The task — Give all the lines below again, exactly, with no pictures.

[Saved entries]
= = = = =
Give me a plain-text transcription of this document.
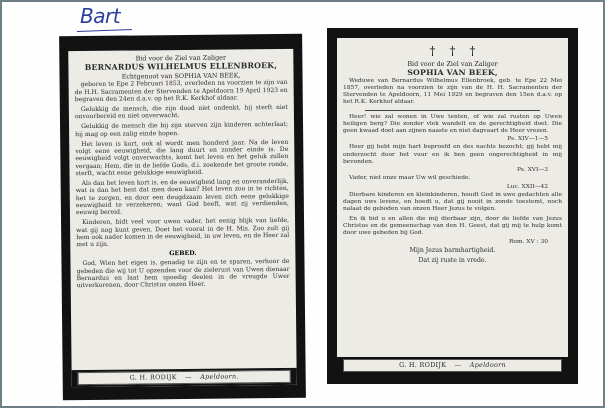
Bart

Bid voor de Ziel van Zaliger

BERNARDUS WILHELMUS ELLENBROEK,

Echtgenoot van SOPHIA VAN BEEK,

geboren te Epe 2 Februari 1853, overleden na voorzien te zijn van de H.H. Sacramenten der Stervenden te Apeldoorn 19 April 1923 en begraven den 24en d.a.v. op het R.K. Kerkhof aldaar.

Gelukkig de mensch, die zijn dood niet ondenkt, hij sterft niet onvoorbereid en niet onverwacht.

Gelukkig de mensch die bij zijn sterven zijn kinderen achterlaat; hij mag op een zalig einde hopen.

Het leven is kort, ook al wordt men honderd jaar. Na de leven volgt eene eeuwigheid, die lang duurt en zonder einde is. De eeuwigheid volgt onverwachts, komt het leven en het geluk zullen vergaan; Hem, die in de liefde Gods, d.i. zoekende het groote ronde, sterft, wacht eene gelukkige eeuwigheid.

Als dan het leven kort is, en de eeuwigheid lang en onveranderlijk, wat is dan het best dat men doen kan? Het leven zoo in te richten, het te zorgen, en door een deugdzaam leven zich eene gelukkige eeuwigheid te verzekeren; want God heeft, wat zij verdienden, eeuwig bereid.

Kinderen, bidt veel voor uwen vader, het eenig blijk van liefde, wat gij nog kunt geven. Doet het vooral in de H. Mis. Zoo zult gij hem ook nader komen in de eeuwigheid, in uw leven, en de Heer zal met u zijn.

GEBED.

God, Wien het eigen is, genadig te zijn en te sparen, verhoor de gebeden die wij tot U opzenden voor de zielerust van Uwen dienaar Bernardus en laat hem spoedig deelen in de vreugde Uwer uitverkorenen, door Christus onzen Heer.

G. H. RODIJK — Apeldoorn.
†††

Bid voor de Ziel van Zaliger

SOPHIA VAN BEEK,

Weduwe van Bernardus Wilhelmus Ellenbroek, geb. te Epe 22 Mei 1857, overleden na voorzien te zijn van de H. H. Sacramenten der Stervenden te Apeldoorn, 11 Mei 1929 en begraven den 15en d.a.v. op het R.K. Kerkhof aldaar.

Heer! wie zal wonen in Uwe tenten, of wie zal rusten op Uwen heiligen berg? Die zonder vlek wandelt en de gerechtigheid doet. Die geen kwaad doet aan zijnen naaste en niet dagvaart de Heer vrezen.

Ps. XIV—1—5

Heer gij hebt mijn hart beproefd en des nachts bezocht; gij hebt mij onderzocht door het vuur en ik ben geen ongerechtigheid in mij bevonden.

Ps. XVI—3

Vader, niet onze maar Uw wil geschiede.

Luc. XXII—42

Dierbare kinderen en kleinkinderen, houdt God in uwe gedachten alle dagen uws levens, en hoedt u, dat gij nooit in zonde toestemt, noch nalaat de geboden van onzen Heer Jezus te volgen.

En ik bid u en allen die mij dierbaar zijn, door de liefde van Jezus Christus en de gemeenschap van den H. Geest, dat gij mij te hulp komt door uwe gebeden bij God.

Rom. XV : 30
Mijn Jezus barmhartigheid.
Dat zij ruste in vrede.
G. H. RODIJK — Apeldoorn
= = = = =
Result of this exercise —
Give me a plain-text transcription of this document.
Bart

Bid voor de Ziel van Zaliger

BERNARDUS WILHELMUS ELLENBROEK,

Echtgenoot van SOPHIA VAN BEEK,

geboren te Epe 2 Februari 1853, overleden na voorzien te zijn van de H.H. Sacramenten der Stervenden te Apeldoorn 19 April 1923 en begraven den 24en d.a.v. op het R.K. Kerkhof aldaar.

Gelukkig de mensch, die zijn dood niet ondenkt, hij sterft niet onvoorbereid en niet onverwacht.

Gelukkig de mensch die bij zijn sterven zijn kinderen achterlaat; hij mag op een zalig einde hopen.

Het leven is kort, ook al wordt men honderd jaar. Na de leven volgt eene eeuwigheid, die lang duurt en zonder einde is. De eeuwigheid volgt onverwachts, komt het leven en het geluk zullen vergaan; Hem, die in de liefde Gods, d.i. zoekende het groote ronde, sterft, wacht eene gelukkige eeuwigheid.

Als dan het leven kort is, en de eeuwigheid lang en onveranderlijk, wat is dan het best dat men doen kan? Het leven zoo in te richten, het te zorgen, en door een deugdzaam leven zich eene gelukkige eeuwigheid te verzekeren; want God heeft, wat zij verdienden, eeuwig bereid.

Kinderen, bidt veel voor uwen vader, het eenig blijk van liefde, wat gij nog kunt geven. Doet het vooral in de H. Mis. Zoo zult gij hem ook nader komen in de eeuwigheid, in uw leven, en de Heer zal met u zijn.

GEBED.

God, Wien het eigen is, genadig te zijn en te sparen, verhoor de gebeden die wij tot U opzenden voor de zielerust van Uwen dienaar Bernardus en laat hem spoedig deelen in de vreugde Uwer uitverkorenen, door Christus onzen Heer.

G. H. RODIJK — Apeldoorn.
†††

Bid voor de Ziel van Zaliger

SOPHIA VAN BEEK,

Weduwe van Bernardus Wilhelmus Ellenbroek, geb. te Epe 22 Mei 1857, overleden na voorzien te zijn van de H. H. Sacramenten der Stervenden te Apeldoorn, 11 Mei 1929 en begraven den 15en d.a.v. op het R.K. Kerkhof aldaar.

Heer! wie zal wonen in Uwe tenten, of wie zal rusten op Uwen heiligen berg? Die zonder vlek wandelt en de gerechtigheid doet. Die geen kwaad doet aan zijnen naaste en niet dagvaart de Heer vrezen.

Ps. XIV—1—5

Heer gij hebt mijn hart beproefd en des nachts bezocht; gij hebt mij onderzocht door het vuur en ik ben geen ongerechtigheid in mij bevonden.

Ps. XVI—3

Vader, niet onze maar Uw wil geschiede.

Luc. XXII—42

Dierbare kinderen en kleinkinderen, houdt God in uwe gedachten alle dagen uws levens, en hoedt u, dat gij nooit in zonde toestemt, noch nalaat de geboden van onzen Heer Jezus te volgen.

En ik bid u en allen die mij dierbaar zijn, door de liefde van Jezus Christus en de gemeenschap van den H. Geest, dat gij mij te hulp komt door uwe gebeden bij God.

Rom. XV : 30
Mijn Jezus barmhartigheid.
Dat zij ruste in vrede.
G. H. RODIJK — Apeldoorn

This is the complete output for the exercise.